▸ **Text**
##############################
Stepping into the realm of Lutz Bacher’s “AYE!” accompanied by Michael Kurtz’s work is an immersion into a space where time and sensation fold upon themselves. The first room, blanketed with fine sand, becomes an amphitheater for the senses as the audio from "The Unbearable Lightness of Being" loops, its romantic narrative succumbing to the entropy of repetition. The four television screens, with their white glow ebbing and flowing, stand as modern-day monoliths to the electronic age—a synthetic sunset stripping the scene of its natural essence.

 

This space, where nature's granular texture meets the sterility of technology, is disrupted by the innocent trespass of a child. Her presence, marked by the scrawl of her name in the sand, breathes life into the vacuity, offering a stark contrast to Bacher’s anonymity. Her playful intrusion is a reminder of the corporeal over the conceptual, the tangible over the transient.
##############################
▸ **Dataset extract**
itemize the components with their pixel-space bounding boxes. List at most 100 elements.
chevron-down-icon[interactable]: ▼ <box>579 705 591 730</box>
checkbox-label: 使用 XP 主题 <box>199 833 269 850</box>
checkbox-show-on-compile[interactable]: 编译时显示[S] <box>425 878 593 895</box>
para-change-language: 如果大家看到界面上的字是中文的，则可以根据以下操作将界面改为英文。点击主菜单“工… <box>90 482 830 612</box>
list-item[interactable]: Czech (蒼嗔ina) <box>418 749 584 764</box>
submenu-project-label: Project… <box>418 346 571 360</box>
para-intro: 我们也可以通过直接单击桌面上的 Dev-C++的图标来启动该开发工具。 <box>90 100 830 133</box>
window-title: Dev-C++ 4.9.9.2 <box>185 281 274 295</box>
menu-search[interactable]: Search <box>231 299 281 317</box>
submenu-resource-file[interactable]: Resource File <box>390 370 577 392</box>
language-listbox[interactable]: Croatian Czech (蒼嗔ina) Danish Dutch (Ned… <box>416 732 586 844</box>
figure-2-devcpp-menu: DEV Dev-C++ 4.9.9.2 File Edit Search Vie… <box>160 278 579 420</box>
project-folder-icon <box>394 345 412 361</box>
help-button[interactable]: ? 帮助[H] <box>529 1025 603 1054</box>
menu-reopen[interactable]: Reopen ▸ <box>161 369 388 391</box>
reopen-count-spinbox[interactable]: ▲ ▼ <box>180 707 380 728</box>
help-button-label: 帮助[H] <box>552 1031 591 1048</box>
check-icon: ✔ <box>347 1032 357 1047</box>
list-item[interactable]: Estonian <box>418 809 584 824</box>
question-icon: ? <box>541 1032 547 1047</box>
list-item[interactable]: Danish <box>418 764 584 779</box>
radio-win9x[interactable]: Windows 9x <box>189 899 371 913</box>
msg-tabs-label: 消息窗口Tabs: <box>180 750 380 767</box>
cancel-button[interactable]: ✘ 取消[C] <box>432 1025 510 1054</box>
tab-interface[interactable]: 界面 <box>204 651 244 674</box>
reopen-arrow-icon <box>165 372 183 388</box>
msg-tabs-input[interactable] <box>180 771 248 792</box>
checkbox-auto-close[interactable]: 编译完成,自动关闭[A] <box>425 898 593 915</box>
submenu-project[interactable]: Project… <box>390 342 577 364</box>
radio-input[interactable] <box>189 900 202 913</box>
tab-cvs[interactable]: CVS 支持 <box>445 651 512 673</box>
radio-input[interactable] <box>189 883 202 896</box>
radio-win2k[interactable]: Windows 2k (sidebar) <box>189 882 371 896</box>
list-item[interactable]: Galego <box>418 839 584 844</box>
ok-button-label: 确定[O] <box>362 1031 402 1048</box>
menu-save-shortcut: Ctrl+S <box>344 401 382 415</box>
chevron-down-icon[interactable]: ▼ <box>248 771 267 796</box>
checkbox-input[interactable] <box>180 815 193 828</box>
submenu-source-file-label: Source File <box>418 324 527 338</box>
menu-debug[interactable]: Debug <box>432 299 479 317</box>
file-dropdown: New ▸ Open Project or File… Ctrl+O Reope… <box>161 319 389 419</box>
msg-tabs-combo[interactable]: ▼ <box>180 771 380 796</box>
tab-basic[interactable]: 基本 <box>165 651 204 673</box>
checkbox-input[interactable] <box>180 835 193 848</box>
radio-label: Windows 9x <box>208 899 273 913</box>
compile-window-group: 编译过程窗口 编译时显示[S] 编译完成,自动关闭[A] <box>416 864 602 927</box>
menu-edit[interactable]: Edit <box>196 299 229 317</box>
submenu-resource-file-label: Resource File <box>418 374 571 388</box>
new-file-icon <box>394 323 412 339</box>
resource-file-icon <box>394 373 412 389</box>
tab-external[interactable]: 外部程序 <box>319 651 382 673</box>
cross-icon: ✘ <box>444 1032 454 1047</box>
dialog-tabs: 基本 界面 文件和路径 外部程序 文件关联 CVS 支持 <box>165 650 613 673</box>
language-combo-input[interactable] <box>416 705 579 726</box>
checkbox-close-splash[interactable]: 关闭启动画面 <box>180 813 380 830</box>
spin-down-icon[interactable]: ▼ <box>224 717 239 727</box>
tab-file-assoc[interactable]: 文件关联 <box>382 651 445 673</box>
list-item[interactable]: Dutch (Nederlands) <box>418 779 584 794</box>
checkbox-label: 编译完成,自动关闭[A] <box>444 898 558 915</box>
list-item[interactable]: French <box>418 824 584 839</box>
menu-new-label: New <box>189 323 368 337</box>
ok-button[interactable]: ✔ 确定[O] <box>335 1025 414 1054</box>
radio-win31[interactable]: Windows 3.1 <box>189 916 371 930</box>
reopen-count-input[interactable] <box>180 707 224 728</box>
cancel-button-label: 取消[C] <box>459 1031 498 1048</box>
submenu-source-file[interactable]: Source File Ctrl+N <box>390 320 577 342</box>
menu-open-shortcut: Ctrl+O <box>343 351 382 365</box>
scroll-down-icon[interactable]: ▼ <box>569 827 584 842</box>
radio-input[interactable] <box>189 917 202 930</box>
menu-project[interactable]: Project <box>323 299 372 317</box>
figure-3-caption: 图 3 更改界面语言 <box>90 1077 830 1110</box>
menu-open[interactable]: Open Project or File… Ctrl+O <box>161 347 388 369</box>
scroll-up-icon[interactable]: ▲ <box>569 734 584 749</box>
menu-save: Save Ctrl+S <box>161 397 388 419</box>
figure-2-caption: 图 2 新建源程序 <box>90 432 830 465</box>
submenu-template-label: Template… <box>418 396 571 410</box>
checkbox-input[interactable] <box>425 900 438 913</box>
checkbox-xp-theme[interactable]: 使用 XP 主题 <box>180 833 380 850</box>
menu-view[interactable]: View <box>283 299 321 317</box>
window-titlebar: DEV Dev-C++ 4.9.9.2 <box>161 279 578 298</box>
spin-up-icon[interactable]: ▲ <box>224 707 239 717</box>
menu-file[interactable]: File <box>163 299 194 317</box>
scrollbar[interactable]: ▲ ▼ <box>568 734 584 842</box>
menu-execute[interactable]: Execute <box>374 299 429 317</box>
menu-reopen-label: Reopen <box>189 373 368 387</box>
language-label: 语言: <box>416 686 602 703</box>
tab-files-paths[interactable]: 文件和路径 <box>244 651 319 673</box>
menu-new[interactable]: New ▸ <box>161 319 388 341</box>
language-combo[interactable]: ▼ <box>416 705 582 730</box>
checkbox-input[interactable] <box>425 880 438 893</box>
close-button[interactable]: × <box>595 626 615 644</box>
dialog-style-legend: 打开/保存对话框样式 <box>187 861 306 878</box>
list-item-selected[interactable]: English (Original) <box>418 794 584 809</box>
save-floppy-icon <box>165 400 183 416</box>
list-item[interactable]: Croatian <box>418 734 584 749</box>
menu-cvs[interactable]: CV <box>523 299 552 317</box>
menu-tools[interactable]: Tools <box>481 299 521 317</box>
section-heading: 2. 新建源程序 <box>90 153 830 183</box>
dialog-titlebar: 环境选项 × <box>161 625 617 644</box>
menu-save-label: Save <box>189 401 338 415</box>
##############################
▸ **Activity list**
A. In the exhibition review, reproduce the passage from "Stepping into the" up to and including "its natural essence.", replacing "television screens" with "video monitors".
B. Answer from the exhibition review:
(i) What covers the first room?
(ii) How many television screens stand in the space?
(iii) What mark does the child leave in the sand?
C. List every proper name in the exhibition review, including the names of people and the titles of works.

▸ **Solutions to the tasks**
A.
Stepping into the realm of Lutz Bacher’s “AYE!” accompanied by Michael Kurtz’s work is an immersion into a space where time and sensation fold upon themselves. The first room, blanketed with fine sand, becomes an amphitheater for the senses as the audio from "The Unbearable Lightness of Being" loops, its romantic narrative succumbing to the entropy of repetition. The four video monitors, with their white glow ebbing and flowing, stand as modern-day monoliths to the electronic age—a synthetic sunset stripping the scene of its natural essence.

B.
(i) Fine sand.
(ii) Four.
(iii) The scrawl of her name.

C.
Lutz Bacher
AYE!
Michael Kurtz
The Unbearable Lightness of Being